### AVAILABLE DATA
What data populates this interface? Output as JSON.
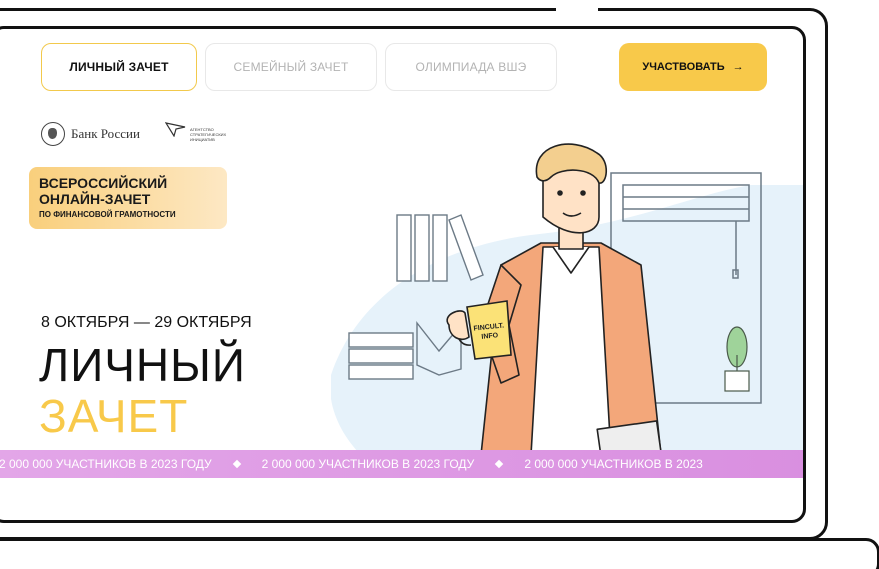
{
  "nav": {
    "tabs": [
      {
        "label": "ЛИЧНЫЙ ЗАЧЕТ",
        "active": true
      },
      {
        "label": "СЕМЕЙНЫЙ ЗАЧЕТ",
        "active": false
      },
      {
        "label": "ОЛИМПИАДА ВШЭ",
        "active": false
      }
    ],
    "cta_label": "УЧАСТВОВАТЬ",
    "cta_arrow": "→"
  },
  "logos": {
    "bank": "Банк России",
    "asi_lines": [
      "АГЕНТСТВО",
      "СТРАТЕГИЧЕСКИХ",
      "ИНИЦИАТИВ"
    ]
  },
  "badge": {
    "line1": "ВСЕРОССИЙСКИЙ",
    "line2": "ОНЛАЙН-ЗАЧЕТ",
    "line3": "ПО ФИНАНСОВОЙ ГРАМОТНОСТИ"
  },
  "hero": {
    "dates": "8 ОКТЯБРЯ — 29 ОКТЯБРЯ",
    "title_line1": "ЛИЧНЫЙ",
    "title_line2": "ЗАЧЕТ"
  },
  "mug": {
    "line1": "FINCULT.",
    "line2": "INFO"
  },
  "ticker": {
    "items": [
      "2 000 000 УЧАСТНИКОВ В 2023 ГОДУ",
      "2 000 000 УЧАСТНИКОВ В 2023 ГОДУ",
      "2 000 000 УЧАСТНИКОВ В 2023"
    ]
  },
  "colors": {
    "accent_yellow": "#f8c94a",
    "ticker_purple": "#d98fe0",
    "illustration_blue": "#e6f2fa",
    "shirt_orange": "#f3a77a"
  }
}
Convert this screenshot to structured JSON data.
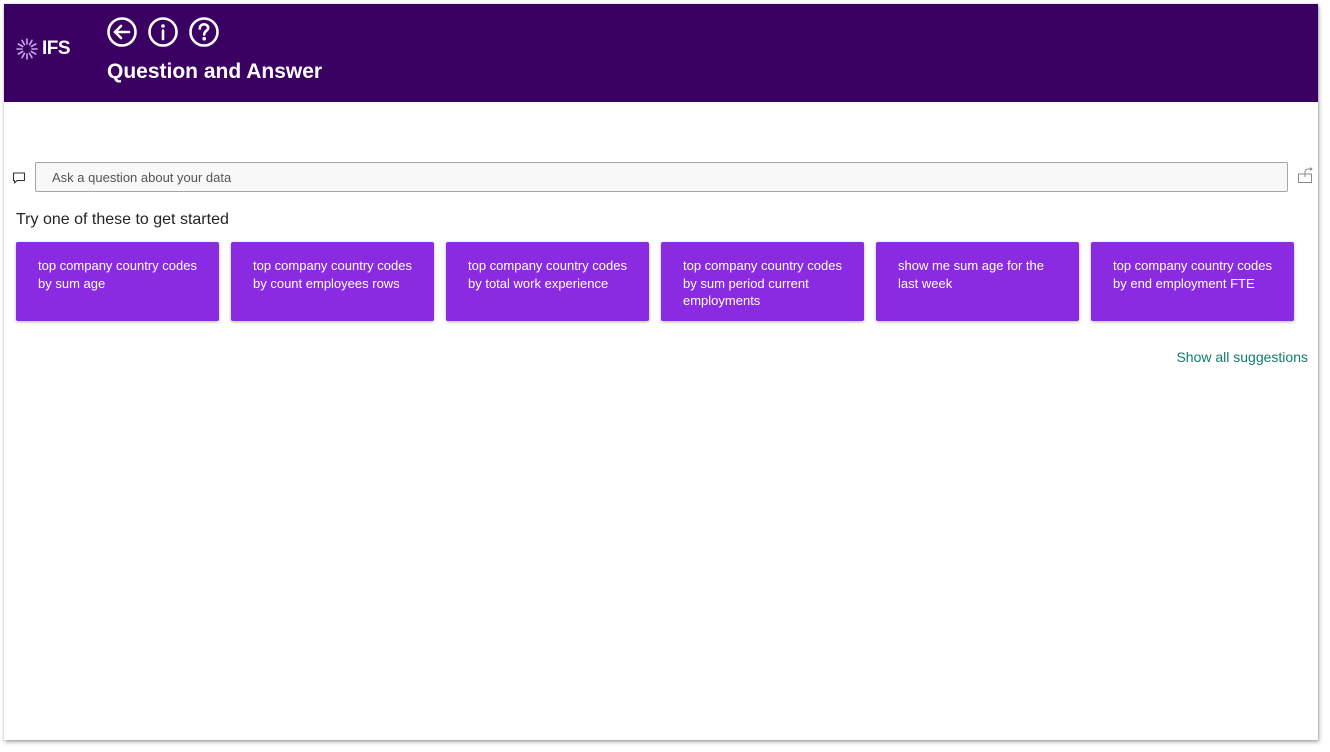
{
  "header": {
    "logo_text": "IFS",
    "title": "Question and Answer",
    "nav_icons": [
      "back-icon",
      "info-icon",
      "help-icon"
    ],
    "background_color": "#3a0062"
  },
  "qa": {
    "search_placeholder": "Ask a question about your data",
    "search_value": "",
    "prompt": "Try one of these to get started",
    "suggestions": [
      "top company country codes by sum age",
      "top company country codes by count employees rows",
      "top company country codes by total work experience",
      "top company country codes by sum period current employments",
      "show me sum age for the last week",
      "top company country codes by end employment FTE"
    ],
    "show_all_label": "Show all suggestions",
    "card_color": "#8a2be2",
    "link_color": "#107c6c"
  }
}
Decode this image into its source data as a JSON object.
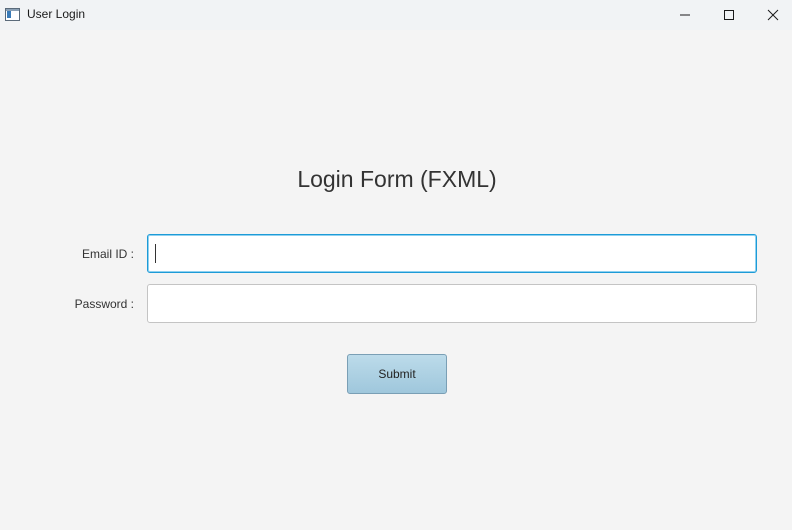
{
  "window": {
    "title": "User Login",
    "controls": [
      "minimize-icon",
      "maximize-icon",
      "close-icon"
    ]
  },
  "form": {
    "title": "Login Form (FXML)",
    "email_label": "Email ID :",
    "email_value": "",
    "password_label": "Password :",
    "password_value": "",
    "submit_label": "Submit"
  },
  "colors": {
    "focus_border": "#1d9bd7",
    "button_top": "#bcdbea",
    "button_bottom": "#9fc7dc",
    "background": "#f4f4f4"
  }
}
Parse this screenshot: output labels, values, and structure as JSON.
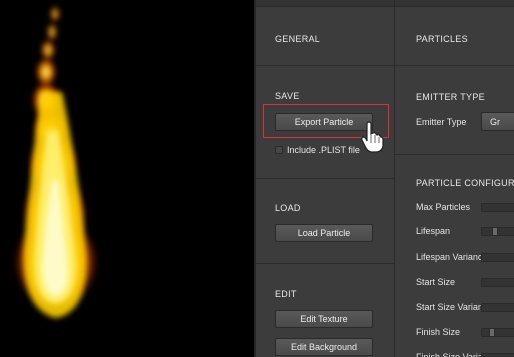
{
  "left_panel": {
    "general_title": "GENERAL",
    "save_title": "SAVE",
    "export_label": "Export Particle",
    "plist_label": "Include .PLIST file",
    "plist_checked": false,
    "load_title": "LOAD",
    "load_label": "Load Particle",
    "edit_title": "EDIT",
    "edit_texture_label": "Edit Texture",
    "edit_background_label": "Edit Background"
  },
  "right_panel": {
    "particles_title": "PARTICLES",
    "emitter_type_title": "EMITTER TYPE",
    "emitter_type_label": "Emitter Type",
    "emitter_type_value": "Gr",
    "config_title": "PARTICLE CONFIGURATI",
    "properties": [
      {
        "label": "Max Particles",
        "value": 0.0
      },
      {
        "label": "Lifespan",
        "value": 0.08
      },
      {
        "label": "Lifespan Variance",
        "value": 0.0
      },
      {
        "label": "Start Size",
        "value": 0.0
      },
      {
        "label": "Start Size Variance",
        "value": 0.0
      },
      {
        "label": "Finish Size",
        "value": 0.06
      },
      {
        "label": "Finish Size Variance",
        "value": 0.0
      }
    ]
  },
  "colors": {
    "highlight": "#e03030",
    "flame_core": "#fff8a0",
    "flame_mid": "#ffb000",
    "flame_edge": "#ff5a00"
  },
  "icons": {
    "cursor": "hand-pointer-icon",
    "preview": "flame-particle-preview"
  }
}
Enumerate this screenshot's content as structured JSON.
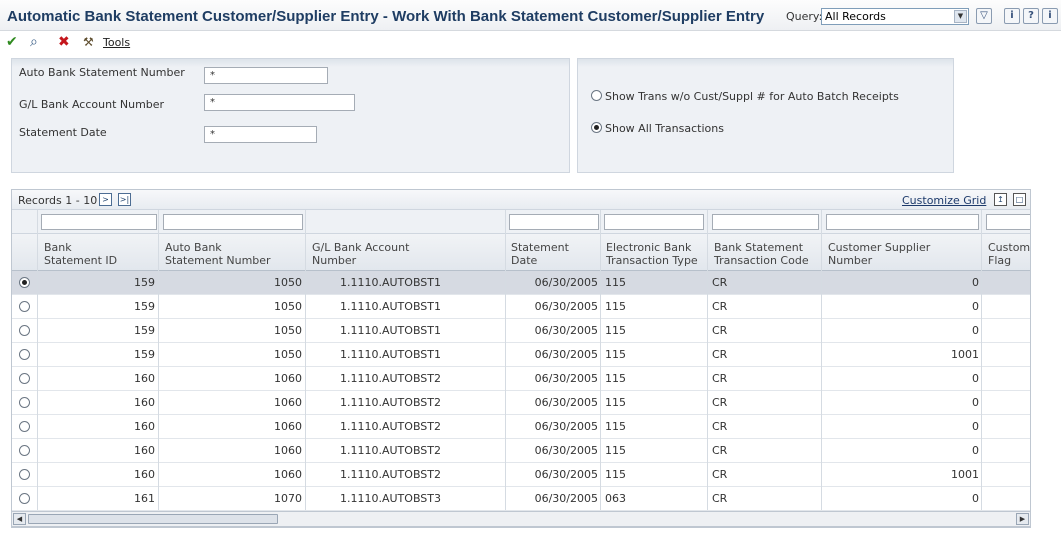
{
  "title": "Automatic Bank Statement Customer/Supplier Entry - Work With Bank Statement Customer/Supplier Entry",
  "query": {
    "label": "Query:",
    "value": "All Records"
  },
  "toolbar": {
    "tools_label": "Tools"
  },
  "header_fields": [
    {
      "label": "Auto Bank Statement Number",
      "value": "*"
    },
    {
      "label": "G/L Bank Account Number",
      "value": "*"
    },
    {
      "label": "Statement Date",
      "value": "*"
    }
  ],
  "options": [
    {
      "label": "Show Trans w/o Cust/Suppl # for Auto Batch Receipts",
      "selected": false
    },
    {
      "label": "Show All Transactions",
      "selected": true
    }
  ],
  "grid": {
    "records_label": "Records 1 - 10",
    "customize_label": "Customize Grid",
    "columns": [
      {
        "line1": "Bank",
        "line2": "Statement ID"
      },
      {
        "line1": "Auto Bank",
        "line2": "Statement Number"
      },
      {
        "line1": "G/L Bank Account",
        "line2": "Number"
      },
      {
        "line1": "Statement",
        "line2": "Date"
      },
      {
        "line1": "Electronic Bank",
        "line2": "Transaction Type"
      },
      {
        "line1": "Bank Statement",
        "line2": "Transaction Code"
      },
      {
        "line1": "Customer Supplier",
        "line2": "Number"
      },
      {
        "line1": "Customer",
        "line2": "Flag"
      }
    ],
    "rows": [
      [
        "159",
        "1050",
        "1.1110.AUTOBST1",
        "06/30/2005",
        "115",
        "CR",
        "0"
      ],
      [
        "159",
        "1050",
        "1.1110.AUTOBST1",
        "06/30/2005",
        "115",
        "CR",
        "0"
      ],
      [
        "159",
        "1050",
        "1.1110.AUTOBST1",
        "06/30/2005",
        "115",
        "CR",
        "0"
      ],
      [
        "159",
        "1050",
        "1.1110.AUTOBST1",
        "06/30/2005",
        "115",
        "CR",
        "1001"
      ],
      [
        "160",
        "1060",
        "1.1110.AUTOBST2",
        "06/30/2005",
        "115",
        "CR",
        "0"
      ],
      [
        "160",
        "1060",
        "1.1110.AUTOBST2",
        "06/30/2005",
        "115",
        "CR",
        "0"
      ],
      [
        "160",
        "1060",
        "1.1110.AUTOBST2",
        "06/30/2005",
        "115",
        "CR",
        "0"
      ],
      [
        "160",
        "1060",
        "1.1110.AUTOBST2",
        "06/30/2005",
        "115",
        "CR",
        "0"
      ],
      [
        "160",
        "1060",
        "1.1110.AUTOBST2",
        "06/30/2005",
        "115",
        "CR",
        "1001"
      ],
      [
        "161",
        "1070",
        "1.1110.AUTOBST3",
        "06/30/2005",
        "063",
        "CR",
        "0"
      ]
    ]
  }
}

### YOUR INSTRUCTIONS
All of the material above needs to be restated exactly, with no pictures.

### RESULT OF THE EXERCISE
What data populates this interface? Output as JSON.
{
  "nav": {
    "tabs": [
      {
        "label": "ЛИЧНЫЙ ЗАЧЕТ",
        "active": true
      },
      {
        "label": "СЕМЕЙНЫЙ ЗАЧЕТ",
        "active": false
      },
      {
        "label": "ОЛИМПИАДА ВШЭ",
        "active": false
      }
    ],
    "cta_label": "УЧАСТВОВАТЬ",
    "cta_arrow": "→"
  },
  "logos": {
    "bank": "Банк России",
    "asi_lines": [
      "АГЕНТСТВО",
      "СТРАТЕГИЧЕСКИХ",
      "ИНИЦИАТИВ"
    ]
  },
  "badge": {
    "line1": "ВСЕРОССИЙСКИЙ",
    "line2": "ОНЛАЙН-ЗАЧЕТ",
    "line3": "ПО ФИНАНСОВОЙ ГРАМОТНОСТИ"
  },
  "hero": {
    "dates": "8 ОКТЯБРЯ — 29 ОКТЯБРЯ",
    "title_line1": "ЛИЧНЫЙ",
    "title_line2": "ЗАЧЕТ"
  },
  "mug": {
    "line1": "FINCULT.",
    "line2": "INFO"
  },
  "ticker": {
    "items": [
      "2 000 000 УЧАСТНИКОВ В 2023 ГОДУ",
      "2 000 000 УЧАСТНИКОВ В 2023 ГОДУ",
      "2 000 000 УЧАСТНИКОВ В 2023"
    ]
  },
  "colors": {
    "accent_yellow": "#f8c94a",
    "ticker_purple": "#d98fe0",
    "illustration_blue": "#e6f2fa",
    "shirt_orange": "#f3a77a"
  }
}
Convert this screenshot to structured JSON data.
{
  "header": {
    "logo_text": "IFS",
    "title": "Question and Answer",
    "nav_icons": [
      "back-icon",
      "info-icon",
      "help-icon"
    ],
    "background_color": "#3a0062"
  },
  "qa": {
    "search_placeholder": "Ask a question about your data",
    "search_value": "",
    "prompt": "Try one of these to get started",
    "suggestions": [
      "top company country codes by sum age",
      "top company country codes by count employees rows",
      "top company country codes by total work experience",
      "top company country codes by sum period current employments",
      "show me sum age for the last week",
      "top company country codes by end employment FTE"
    ],
    "show_all_label": "Show all suggestions",
    "card_color": "#8a2be2",
    "link_color": "#107c6c"
  }
}
Decode this image into its source data as a JSON object.
{
  "window": {
    "title": "User Login",
    "controls": [
      "minimize-icon",
      "maximize-icon",
      "close-icon"
    ]
  },
  "form": {
    "title": "Login Form (FXML)",
    "email_label": "Email ID :",
    "email_value": "",
    "password_label": "Password :",
    "password_value": "",
    "submit_label": "Submit"
  },
  "colors": {
    "focus_border": "#1d9bd7",
    "button_top": "#bcdbea",
    "button_bottom": "#9fc7dc",
    "background": "#f4f4f4"
  }
}
Parse this screenshot: output labels, values, and structure as JSON.
{
  "left_panel": {
    "general_title": "GENERAL",
    "save_title": "SAVE",
    "export_label": "Export Particle",
    "plist_label": "Include .PLIST file",
    "plist_checked": false,
    "load_title": "LOAD",
    "load_label": "Load Particle",
    "edit_title": "EDIT",
    "edit_texture_label": "Edit Texture",
    "edit_background_label": "Edit Background"
  },
  "right_panel": {
    "particles_title": "PARTICLES",
    "emitter_type_title": "EMITTER TYPE",
    "emitter_type_label": "Emitter Type",
    "emitter_type_value": "Gr",
    "config_title": "PARTICLE CONFIGURATI",
    "properties": [
      {
        "label": "Max Particles",
        "value": 0.0
      },
      {
        "label": "Lifespan",
        "value": 0.08
      },
      {
        "label": "Lifespan Variance",
        "value": 0.0
      },
      {
        "label": "Start Size",
        "value": 0.0
      },
      {
        "label": "Start Size Variance",
        "value": 0.0
      },
      {
        "label": "Finish Size",
        "value": 0.06
      },
      {
        "label": "Finish Size Variance",
        "value": 0.0
      }
    ]
  },
  "colors": {
    "highlight": "#e03030",
    "flame_core": "#fff8a0",
    "flame_mid": "#ffb000",
    "flame_edge": "#ff5a00"
  },
  "icons": {
    "cursor": "hand-pointer-icon",
    "preview": "flame-particle-preview"
  }
}
Enumerate this screenshot's content as structured JSON.
{
  "title": "Automatic Bank Statement Customer/Supplier Entry - Work With Bank Statement Customer/Supplier Entry",
  "query": {
    "label": "Query:",
    "value": "All Records"
  },
  "toolbar": {
    "tools_label": "Tools"
  },
  "header_fields": [
    {
      "label": "Auto Bank Statement Number",
      "value": "*"
    },
    {
      "label": "G/L Bank Account Number",
      "value": "*"
    },
    {
      "label": "Statement Date",
      "value": "*"
    }
  ],
  "options": [
    {
      "label": "Show Trans w/o Cust/Suppl # for Auto Batch Receipts",
      "selected": false
    },
    {
      "label": "Show All Transactions",
      "selected": true
    }
  ],
  "grid": {
    "records_label": "Records 1 - 10",
    "customize_label": "Customize Grid",
    "columns": [
      {
        "line1": "Bank",
        "line2": "Statement ID"
      },
      {
        "line1": "Auto Bank",
        "line2": "Statement Number"
      },
      {
        "line1": "G/L Bank Account",
        "line2": "Number"
      },
      {
        "line1": "Statement",
        "line2": "Date"
      },
      {
        "line1": "Electronic Bank",
        "line2": "Transaction Type"
      },
      {
        "line1": "Bank Statement",
        "line2": "Transaction Code"
      },
      {
        "line1": "Customer Supplier",
        "line2": "Number"
      },
      {
        "line1": "Customer",
        "line2": "Flag"
      }
    ],
    "rows": [
      [
        "159",
        "1050",
        "1.1110.AUTOBST1",
        "06/30/2005",
        "115",
        "CR",
        "0"
      ],
      [
        "159",
        "1050",
        "1.1110.AUTOBST1",
        "06/30/2005",
        "115",
        "CR",
        "0"
      ],
      [
        "159",
        "1050",
        "1.1110.AUTOBST1",
        "06/30/2005",
        "115",
        "CR",
        "0"
      ],
      [
        "159",
        "1050",
        "1.1110.AUTOBST1",
        "06/30/2005",
        "115",
        "CR",
        "1001"
      ],
      [
        "160",
        "1060",
        "1.1110.AUTOBST2",
        "06/30/2005",
        "115",
        "CR",
        "0"
      ],
      [
        "160",
        "1060",
        "1.1110.AUTOBST2",
        "06/30/2005",
        "115",
        "CR",
        "0"
      ],
      [
        "160",
        "1060",
        "1.1110.AUTOBST2",
        "06/30/2005",
        "115",
        "CR",
        "0"
      ],
      [
        "160",
        "1060",
        "1.1110.AUTOBST2",
        "06/30/2005",
        "115",
        "CR",
        "0"
      ],
      [
        "160",
        "1060",
        "1.1110.AUTOBST2",
        "06/30/2005",
        "115",
        "CR",
        "1001"
      ],
      [
        "161",
        "1070",
        "1.1110.AUTOBST3",
        "06/30/2005",
        "063",
        "CR",
        "0"
      ]
    ]
  }
}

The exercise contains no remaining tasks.